Dataset rows →
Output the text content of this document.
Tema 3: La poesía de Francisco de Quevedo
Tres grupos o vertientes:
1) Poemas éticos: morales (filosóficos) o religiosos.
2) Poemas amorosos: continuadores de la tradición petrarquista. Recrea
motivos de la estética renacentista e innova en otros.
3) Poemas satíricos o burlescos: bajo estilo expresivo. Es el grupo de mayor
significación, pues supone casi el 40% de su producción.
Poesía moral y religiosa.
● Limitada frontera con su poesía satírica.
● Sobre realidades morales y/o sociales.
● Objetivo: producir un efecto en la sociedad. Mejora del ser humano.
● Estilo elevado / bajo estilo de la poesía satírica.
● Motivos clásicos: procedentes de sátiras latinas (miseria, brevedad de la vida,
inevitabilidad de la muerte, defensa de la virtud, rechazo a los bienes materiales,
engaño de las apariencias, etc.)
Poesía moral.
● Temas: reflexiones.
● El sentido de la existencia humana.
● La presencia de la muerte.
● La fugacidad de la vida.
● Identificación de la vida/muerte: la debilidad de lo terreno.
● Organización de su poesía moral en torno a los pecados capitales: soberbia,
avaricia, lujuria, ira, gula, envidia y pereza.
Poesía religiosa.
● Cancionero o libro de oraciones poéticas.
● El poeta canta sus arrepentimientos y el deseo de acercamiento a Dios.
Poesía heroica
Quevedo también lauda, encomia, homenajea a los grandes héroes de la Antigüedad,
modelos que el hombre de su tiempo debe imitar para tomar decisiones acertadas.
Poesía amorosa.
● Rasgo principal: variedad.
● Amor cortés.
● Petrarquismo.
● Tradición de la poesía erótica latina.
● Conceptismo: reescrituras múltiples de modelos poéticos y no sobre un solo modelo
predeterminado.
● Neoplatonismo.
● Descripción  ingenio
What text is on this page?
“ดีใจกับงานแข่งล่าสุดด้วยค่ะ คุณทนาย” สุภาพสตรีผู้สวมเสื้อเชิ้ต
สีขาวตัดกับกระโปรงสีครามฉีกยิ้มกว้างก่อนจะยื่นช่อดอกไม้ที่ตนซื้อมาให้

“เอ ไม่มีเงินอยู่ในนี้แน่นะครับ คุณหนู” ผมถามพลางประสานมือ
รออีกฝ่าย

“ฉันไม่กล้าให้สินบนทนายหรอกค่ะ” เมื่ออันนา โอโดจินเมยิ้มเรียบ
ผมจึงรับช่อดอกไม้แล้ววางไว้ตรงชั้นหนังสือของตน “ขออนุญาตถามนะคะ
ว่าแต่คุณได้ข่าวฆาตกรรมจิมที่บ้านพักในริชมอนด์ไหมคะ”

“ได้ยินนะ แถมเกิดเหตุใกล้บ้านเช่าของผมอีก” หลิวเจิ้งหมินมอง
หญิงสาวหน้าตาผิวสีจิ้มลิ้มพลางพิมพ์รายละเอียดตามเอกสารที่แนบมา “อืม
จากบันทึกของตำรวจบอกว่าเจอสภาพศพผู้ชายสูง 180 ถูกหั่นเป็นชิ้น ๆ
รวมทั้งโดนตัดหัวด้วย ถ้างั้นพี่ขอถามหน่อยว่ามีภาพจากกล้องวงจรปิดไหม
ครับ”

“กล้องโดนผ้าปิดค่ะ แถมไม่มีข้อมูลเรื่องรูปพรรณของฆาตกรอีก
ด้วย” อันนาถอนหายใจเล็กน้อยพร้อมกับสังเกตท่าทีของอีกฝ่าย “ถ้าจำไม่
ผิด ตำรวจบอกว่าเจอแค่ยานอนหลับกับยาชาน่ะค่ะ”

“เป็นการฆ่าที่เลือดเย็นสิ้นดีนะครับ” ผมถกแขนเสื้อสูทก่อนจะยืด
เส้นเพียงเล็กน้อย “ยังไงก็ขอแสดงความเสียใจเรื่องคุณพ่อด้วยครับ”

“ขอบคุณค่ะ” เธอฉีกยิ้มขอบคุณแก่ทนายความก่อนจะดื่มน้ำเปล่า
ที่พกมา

What is expected →
Return the listing above word for word.

Result for this task →
Output the text content of this document.
Tema 3: La poesía de Francisco de Quevedo
Tres grupos o vertientes:
1) Poemas éticos: morales (filosóficos) o religiosos.
2) Poemas amorosos: continuadores de la tradición petrarquista. Recrea
motivos de la estética renacentista e innova en otros.
3) Poemas satíricos o burlescos: bajo estilo expresivo. Es el grupo de mayor
significación, pues supone casi el 40% de su producción.
Poesía moral y religiosa.
● Limitada frontera con su poesía satírica.
● Sobre realidades morales y/o sociales.
● Objetivo: producir un efecto en la sociedad. Mejora del ser humano.
● Estilo elevado / bajo estilo de la poesía satírica.
● Motivos clásicos: procedentes de sátiras latinas (miseria, brevedad de la vida,
inevitabilidad de la muerte, defensa de la virtud, rechazo a los bienes materiales,
engaño de las apariencias, etc.)
Poesía moral.
● Temas: reflexiones.
● El sentido de la existencia humana.
● La presencia de la muerte.
● La fugacidad de la vida.
● Identificación de la vida/muerte: la debilidad de lo terreno.
● Organización de su poesía moral en torno a los pecados capitales: soberbia,
avaricia, lujuria, ira, gula, envidia y pereza.
Poesía religiosa.
● Cancionero o libro de oraciones poéticas.
● El poeta canta sus arrepentimientos y el deseo de acercamiento a Dios.
Poesía heroica
Quevedo también lauda, encomia, homenajea a los grandes héroes de la Antigüedad,
modelos que el hombre de su tiempo debe imitar para tomar decisiones acertadas.
Poesía amorosa.
● Rasgo principal: variedad.
● Amor cortés.
● Petrarquismo.
● Tradición de la poesía erótica latina.
● Conceptismo: reescrituras múltiples de modelos poéticos y no sobre un solo modelo
predeterminado.
● Neoplatonismo.
● Descripción  ingenio
What text is on this page?
“ดีใจกับงานแข่งล่าสุดด้วยค่ะ คุณทนาย” สุภาพสตรีผู้สวมเสื้อเชิ้ต
สีขาวตัดกับกระโปรงสีครามฉีกยิ้มกว้างก่อนจะยื่นช่อดอกไม้ที่ตนซื้อมาให้

“เอ ไม่มีเงินอยู่ในนี้แน่นะครับ คุณหนู” ผมถามพลางประสานมือ
รออีกฝ่าย

“ฉันไม่กล้าให้สินบนทนายหรอกค่ะ” เมื่ออันนา โอโดจินเมยิ้มเรียบ
ผมจึงรับช่อดอกไม้แล้ววางไว้ตรงชั้นหนังสือของตน “ขออนุญาตถามนะคะ
ว่าแต่คุณได้ข่าวฆาตกรรมจิมที่บ้านพักในริชมอนด์ไหมคะ”

“ได้ยินนะ แถมเกิดเหตุใกล้บ้านเช่าของผมอีก” หลิวเจิ้งหมินมอง
หญิงสาวหน้าตาผิวสีจิ้มลิ้มพลางพิมพ์รายละเอียดตามเอกสารที่แนบมา “อืม
จากบันทึกของตำรวจบอกว่าเจอสภาพศพผู้ชายสูง 180 ถูกหั่นเป็นชิ้น ๆ
รวมทั้งโดนตัดหัวด้วย ถ้างั้นพี่ขอถามหน่อยว่ามีภาพจากกล้องวงจรปิดไหม
ครับ”

“กล้องโดนผ้าปิดค่ะ แถมไม่มีข้อมูลเรื่องรูปพรรณของฆาตกรอีก
ด้วย” อันนาถอนหายใจเล็กน้อยพร้อมกับสังเกตท่าทีของอีกฝ่าย “ถ้าจำไม่
ผิด ตำรวจบอกว่าเจอแค่ยานอนหลับกับยาชาน่ะค่ะ”

“เป็นการฆ่าที่เลือดเย็นสิ้นดีนะครับ” ผมถกแขนเสื้อสูทก่อนจะยืด
เส้นเพียงเล็กน้อย “ยังไงก็ขอแสดงความเสียใจเรื่องคุณพ่อด้วยครับ”

“ขอบคุณค่ะ” เธอฉีกยิ้มขอบคุณแก่ทนายความก่อนจะดื่มน้ำเปล่า
ที่พกมา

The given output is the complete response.